■ EXERCISE PROMPT ■
Report every line in the listing that contains the string "structured".

_ _ _ _

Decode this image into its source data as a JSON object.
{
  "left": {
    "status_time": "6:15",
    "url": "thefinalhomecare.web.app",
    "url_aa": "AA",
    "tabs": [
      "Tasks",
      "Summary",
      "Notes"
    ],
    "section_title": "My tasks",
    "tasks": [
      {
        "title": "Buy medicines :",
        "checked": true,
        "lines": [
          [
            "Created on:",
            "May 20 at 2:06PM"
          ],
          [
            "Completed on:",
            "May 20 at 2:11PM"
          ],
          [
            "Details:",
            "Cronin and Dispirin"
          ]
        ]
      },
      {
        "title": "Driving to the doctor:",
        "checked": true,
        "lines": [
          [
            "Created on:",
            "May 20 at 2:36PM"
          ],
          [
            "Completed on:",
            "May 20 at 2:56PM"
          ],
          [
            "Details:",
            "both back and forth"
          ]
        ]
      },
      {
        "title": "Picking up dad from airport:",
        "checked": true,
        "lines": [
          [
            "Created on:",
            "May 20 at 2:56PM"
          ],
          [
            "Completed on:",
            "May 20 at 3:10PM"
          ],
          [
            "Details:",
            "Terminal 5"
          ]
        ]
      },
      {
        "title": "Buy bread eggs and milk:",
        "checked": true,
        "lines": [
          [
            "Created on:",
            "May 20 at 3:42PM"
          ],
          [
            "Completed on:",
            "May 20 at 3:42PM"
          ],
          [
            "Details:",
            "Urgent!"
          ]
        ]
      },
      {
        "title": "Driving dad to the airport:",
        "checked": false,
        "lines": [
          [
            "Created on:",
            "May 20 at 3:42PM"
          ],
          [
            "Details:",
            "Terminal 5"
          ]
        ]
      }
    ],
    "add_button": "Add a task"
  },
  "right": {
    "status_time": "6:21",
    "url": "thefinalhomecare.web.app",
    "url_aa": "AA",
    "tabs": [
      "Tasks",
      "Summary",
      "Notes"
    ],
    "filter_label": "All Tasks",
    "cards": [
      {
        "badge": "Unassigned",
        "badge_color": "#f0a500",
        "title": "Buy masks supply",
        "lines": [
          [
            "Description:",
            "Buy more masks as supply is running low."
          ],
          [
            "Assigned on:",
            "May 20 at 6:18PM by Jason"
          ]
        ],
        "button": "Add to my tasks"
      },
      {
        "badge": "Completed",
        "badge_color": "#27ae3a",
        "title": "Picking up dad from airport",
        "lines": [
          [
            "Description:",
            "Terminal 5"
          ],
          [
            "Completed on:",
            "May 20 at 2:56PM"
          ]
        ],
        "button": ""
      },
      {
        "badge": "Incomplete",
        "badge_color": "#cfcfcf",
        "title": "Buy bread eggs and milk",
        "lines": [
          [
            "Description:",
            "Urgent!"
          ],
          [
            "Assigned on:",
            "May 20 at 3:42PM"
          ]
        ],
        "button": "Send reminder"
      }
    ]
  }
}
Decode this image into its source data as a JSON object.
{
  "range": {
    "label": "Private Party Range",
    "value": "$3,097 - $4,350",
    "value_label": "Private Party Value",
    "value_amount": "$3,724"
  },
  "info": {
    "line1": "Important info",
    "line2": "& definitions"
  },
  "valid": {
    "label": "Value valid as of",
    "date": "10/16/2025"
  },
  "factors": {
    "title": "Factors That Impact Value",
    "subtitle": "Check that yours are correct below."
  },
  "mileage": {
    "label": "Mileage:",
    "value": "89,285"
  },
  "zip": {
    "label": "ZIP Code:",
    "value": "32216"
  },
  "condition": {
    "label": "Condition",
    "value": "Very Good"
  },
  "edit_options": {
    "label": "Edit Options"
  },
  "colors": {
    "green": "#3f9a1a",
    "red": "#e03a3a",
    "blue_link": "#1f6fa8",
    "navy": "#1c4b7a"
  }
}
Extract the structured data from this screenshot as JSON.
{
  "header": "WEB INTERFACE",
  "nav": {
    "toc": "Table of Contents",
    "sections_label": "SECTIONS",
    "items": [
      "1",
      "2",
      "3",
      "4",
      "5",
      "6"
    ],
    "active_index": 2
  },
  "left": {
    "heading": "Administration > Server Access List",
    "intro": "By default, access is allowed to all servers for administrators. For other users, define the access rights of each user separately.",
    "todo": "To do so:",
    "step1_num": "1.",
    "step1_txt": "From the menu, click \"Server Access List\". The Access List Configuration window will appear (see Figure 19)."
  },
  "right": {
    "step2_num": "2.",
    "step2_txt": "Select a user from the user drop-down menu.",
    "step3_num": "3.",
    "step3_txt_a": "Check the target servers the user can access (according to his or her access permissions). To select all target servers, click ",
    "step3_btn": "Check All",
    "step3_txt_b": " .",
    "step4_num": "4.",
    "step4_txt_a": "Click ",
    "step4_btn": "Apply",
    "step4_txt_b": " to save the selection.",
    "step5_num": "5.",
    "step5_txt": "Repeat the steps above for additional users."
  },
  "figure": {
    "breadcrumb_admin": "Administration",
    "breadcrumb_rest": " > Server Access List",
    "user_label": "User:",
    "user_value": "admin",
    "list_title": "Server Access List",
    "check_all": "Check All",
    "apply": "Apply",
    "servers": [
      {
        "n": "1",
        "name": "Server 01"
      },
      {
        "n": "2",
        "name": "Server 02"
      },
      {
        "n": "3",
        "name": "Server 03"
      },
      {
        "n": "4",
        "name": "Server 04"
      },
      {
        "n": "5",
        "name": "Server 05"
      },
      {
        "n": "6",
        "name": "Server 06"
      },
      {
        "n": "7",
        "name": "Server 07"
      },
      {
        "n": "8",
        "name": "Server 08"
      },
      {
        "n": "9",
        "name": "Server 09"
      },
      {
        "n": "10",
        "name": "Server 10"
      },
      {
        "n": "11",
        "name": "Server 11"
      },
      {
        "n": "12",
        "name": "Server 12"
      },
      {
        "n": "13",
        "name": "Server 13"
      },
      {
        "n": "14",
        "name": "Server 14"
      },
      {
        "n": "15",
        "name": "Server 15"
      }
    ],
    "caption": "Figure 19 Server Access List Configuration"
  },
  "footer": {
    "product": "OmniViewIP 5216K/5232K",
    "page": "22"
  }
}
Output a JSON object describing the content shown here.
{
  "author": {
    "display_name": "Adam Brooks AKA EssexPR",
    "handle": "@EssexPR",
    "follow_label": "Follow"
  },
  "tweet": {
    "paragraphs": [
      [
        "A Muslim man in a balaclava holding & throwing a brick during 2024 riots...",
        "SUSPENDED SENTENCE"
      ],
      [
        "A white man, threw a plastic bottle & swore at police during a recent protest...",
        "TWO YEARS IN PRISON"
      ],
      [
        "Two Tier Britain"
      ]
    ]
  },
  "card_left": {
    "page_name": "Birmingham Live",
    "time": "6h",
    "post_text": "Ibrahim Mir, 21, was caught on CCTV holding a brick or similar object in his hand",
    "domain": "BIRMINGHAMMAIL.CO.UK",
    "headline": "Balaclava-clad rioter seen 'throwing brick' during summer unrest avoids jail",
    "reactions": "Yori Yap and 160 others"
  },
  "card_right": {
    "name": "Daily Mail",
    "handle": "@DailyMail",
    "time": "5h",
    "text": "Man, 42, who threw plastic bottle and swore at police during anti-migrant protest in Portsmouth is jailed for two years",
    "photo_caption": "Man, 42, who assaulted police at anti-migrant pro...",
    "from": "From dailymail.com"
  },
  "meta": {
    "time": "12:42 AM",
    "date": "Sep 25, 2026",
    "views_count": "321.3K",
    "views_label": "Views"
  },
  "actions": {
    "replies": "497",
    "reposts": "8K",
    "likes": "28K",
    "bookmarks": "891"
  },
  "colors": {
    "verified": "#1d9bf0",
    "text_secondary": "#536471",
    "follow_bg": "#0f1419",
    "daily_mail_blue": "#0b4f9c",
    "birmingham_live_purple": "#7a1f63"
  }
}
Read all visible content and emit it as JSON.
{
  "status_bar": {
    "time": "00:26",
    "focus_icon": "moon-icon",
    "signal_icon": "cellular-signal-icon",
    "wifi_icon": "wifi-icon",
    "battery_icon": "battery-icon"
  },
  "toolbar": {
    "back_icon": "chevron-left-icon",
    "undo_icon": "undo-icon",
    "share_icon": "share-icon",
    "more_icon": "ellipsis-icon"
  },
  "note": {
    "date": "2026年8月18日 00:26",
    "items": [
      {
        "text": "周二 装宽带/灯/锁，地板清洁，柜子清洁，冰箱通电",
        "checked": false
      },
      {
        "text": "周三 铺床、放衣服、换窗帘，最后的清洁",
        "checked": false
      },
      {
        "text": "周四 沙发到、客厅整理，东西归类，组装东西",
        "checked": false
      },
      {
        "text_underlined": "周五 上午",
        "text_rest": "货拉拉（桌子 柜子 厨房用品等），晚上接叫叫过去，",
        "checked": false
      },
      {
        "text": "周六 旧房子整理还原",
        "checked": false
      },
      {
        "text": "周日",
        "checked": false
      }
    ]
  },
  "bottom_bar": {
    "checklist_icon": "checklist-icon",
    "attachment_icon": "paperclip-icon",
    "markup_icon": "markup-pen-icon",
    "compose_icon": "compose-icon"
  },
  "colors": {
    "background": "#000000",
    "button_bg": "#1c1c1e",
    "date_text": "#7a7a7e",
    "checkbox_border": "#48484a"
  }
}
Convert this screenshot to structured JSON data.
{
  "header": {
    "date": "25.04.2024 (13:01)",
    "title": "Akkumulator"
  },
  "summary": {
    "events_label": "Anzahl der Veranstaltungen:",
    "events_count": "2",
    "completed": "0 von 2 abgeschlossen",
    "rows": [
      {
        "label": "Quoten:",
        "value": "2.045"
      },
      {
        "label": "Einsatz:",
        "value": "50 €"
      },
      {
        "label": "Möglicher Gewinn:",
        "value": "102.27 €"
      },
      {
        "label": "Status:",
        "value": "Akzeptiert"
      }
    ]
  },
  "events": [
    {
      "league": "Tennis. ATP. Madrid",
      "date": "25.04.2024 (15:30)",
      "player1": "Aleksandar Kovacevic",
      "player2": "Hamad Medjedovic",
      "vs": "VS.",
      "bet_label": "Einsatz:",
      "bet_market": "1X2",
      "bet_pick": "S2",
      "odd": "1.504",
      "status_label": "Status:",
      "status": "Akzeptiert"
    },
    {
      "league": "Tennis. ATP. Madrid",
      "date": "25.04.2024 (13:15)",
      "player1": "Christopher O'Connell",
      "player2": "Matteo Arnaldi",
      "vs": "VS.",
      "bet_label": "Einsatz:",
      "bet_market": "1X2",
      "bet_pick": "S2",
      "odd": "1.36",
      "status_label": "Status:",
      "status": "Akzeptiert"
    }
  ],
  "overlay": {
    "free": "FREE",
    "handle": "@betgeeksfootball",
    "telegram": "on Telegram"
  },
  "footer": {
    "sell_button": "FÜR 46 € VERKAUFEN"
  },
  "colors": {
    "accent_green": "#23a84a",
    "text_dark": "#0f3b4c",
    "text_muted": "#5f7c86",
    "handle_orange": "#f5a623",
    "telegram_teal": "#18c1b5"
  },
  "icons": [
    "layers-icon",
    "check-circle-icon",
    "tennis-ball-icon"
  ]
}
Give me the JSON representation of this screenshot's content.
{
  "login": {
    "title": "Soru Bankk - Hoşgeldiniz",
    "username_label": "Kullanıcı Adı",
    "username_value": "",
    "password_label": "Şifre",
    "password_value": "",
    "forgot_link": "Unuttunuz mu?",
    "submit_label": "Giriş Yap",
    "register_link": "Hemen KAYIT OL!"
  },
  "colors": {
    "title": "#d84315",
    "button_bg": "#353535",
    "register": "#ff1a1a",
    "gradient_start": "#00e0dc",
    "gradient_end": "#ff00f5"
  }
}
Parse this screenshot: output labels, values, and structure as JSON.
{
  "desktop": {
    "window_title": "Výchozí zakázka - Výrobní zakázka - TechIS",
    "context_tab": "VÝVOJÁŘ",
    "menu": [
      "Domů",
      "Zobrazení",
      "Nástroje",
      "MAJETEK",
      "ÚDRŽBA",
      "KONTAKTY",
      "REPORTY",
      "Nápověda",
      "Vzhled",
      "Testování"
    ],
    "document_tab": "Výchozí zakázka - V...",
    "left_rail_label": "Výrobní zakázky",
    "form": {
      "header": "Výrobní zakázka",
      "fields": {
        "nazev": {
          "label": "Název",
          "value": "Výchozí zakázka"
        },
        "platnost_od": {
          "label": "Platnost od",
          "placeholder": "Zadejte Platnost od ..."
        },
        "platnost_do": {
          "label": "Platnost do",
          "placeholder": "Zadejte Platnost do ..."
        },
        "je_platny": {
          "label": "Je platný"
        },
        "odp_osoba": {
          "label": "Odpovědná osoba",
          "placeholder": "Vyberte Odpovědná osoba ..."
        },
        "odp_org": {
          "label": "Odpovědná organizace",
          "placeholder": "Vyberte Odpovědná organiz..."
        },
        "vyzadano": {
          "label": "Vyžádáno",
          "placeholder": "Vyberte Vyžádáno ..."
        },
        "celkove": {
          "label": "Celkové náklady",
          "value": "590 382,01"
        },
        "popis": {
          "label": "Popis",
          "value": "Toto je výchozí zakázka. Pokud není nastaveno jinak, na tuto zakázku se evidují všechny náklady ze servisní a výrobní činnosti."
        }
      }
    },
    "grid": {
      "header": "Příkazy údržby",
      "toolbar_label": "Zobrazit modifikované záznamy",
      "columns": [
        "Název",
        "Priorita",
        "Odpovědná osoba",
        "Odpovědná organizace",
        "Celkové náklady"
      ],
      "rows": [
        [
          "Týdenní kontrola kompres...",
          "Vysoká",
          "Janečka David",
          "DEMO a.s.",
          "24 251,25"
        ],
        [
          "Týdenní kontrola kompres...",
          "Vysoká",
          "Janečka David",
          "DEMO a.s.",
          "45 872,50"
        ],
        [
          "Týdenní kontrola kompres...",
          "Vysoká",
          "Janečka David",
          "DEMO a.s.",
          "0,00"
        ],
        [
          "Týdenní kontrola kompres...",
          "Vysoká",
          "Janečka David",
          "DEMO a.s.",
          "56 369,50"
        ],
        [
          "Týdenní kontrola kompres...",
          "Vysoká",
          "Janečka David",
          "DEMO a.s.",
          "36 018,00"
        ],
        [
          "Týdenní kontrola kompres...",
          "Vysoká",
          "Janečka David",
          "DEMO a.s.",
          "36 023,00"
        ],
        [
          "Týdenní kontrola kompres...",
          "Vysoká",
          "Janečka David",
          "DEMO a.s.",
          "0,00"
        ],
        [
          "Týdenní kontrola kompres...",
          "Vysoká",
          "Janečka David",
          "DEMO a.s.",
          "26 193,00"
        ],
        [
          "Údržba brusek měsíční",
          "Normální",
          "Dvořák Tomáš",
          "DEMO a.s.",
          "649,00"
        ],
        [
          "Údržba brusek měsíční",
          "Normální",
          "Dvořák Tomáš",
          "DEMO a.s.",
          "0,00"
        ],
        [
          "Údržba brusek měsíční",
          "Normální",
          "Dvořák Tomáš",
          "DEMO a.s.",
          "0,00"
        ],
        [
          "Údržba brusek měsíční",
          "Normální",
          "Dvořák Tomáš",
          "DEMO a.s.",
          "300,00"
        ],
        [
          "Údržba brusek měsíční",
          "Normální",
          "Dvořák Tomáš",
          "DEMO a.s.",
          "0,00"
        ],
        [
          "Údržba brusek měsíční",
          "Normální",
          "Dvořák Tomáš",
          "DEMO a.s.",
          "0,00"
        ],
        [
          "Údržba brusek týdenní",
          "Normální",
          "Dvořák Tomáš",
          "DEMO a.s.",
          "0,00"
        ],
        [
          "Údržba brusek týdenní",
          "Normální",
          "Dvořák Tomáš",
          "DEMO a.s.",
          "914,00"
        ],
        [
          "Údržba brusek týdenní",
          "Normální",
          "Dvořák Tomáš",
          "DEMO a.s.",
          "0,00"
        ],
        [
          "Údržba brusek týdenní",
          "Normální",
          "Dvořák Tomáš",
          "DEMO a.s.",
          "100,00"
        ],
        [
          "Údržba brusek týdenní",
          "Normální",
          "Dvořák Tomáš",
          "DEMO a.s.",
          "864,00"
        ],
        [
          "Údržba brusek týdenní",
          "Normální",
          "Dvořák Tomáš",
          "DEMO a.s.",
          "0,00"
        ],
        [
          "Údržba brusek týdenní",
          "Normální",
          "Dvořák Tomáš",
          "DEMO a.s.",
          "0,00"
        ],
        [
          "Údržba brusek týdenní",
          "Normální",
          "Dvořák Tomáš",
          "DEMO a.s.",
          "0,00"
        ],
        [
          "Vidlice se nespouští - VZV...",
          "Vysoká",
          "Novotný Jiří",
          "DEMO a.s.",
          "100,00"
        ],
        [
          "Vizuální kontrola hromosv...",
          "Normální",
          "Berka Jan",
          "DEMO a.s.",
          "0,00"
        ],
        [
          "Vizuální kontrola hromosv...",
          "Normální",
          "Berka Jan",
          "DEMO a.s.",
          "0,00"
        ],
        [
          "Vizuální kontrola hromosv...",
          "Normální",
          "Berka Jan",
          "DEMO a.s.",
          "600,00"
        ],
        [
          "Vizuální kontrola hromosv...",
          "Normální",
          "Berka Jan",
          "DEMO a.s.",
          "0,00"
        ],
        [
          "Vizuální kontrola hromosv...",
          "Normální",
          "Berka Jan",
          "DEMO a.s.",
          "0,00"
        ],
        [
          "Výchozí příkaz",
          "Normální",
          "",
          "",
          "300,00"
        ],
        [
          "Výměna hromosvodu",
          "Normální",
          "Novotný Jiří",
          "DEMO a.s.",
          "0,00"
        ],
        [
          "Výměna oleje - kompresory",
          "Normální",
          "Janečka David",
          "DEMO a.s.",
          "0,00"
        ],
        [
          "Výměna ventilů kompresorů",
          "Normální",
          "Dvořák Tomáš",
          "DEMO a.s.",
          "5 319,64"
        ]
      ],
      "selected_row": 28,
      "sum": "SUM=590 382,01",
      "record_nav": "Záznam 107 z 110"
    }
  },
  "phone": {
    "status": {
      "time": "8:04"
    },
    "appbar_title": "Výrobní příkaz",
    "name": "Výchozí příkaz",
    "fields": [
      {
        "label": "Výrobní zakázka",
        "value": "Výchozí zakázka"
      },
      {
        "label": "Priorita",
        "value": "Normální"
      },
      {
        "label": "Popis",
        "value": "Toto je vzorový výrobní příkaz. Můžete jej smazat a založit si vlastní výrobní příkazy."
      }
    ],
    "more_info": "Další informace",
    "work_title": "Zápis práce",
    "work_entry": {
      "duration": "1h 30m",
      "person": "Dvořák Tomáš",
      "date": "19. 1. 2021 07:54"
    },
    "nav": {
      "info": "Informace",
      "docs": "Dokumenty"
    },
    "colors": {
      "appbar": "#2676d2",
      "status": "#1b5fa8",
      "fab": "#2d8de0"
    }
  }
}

_ _ _ _

■ ANSWER TO THIS TASK ■
Extract the structured data from this screenshot as JSON.
Convert this screenshot to structured JSON data.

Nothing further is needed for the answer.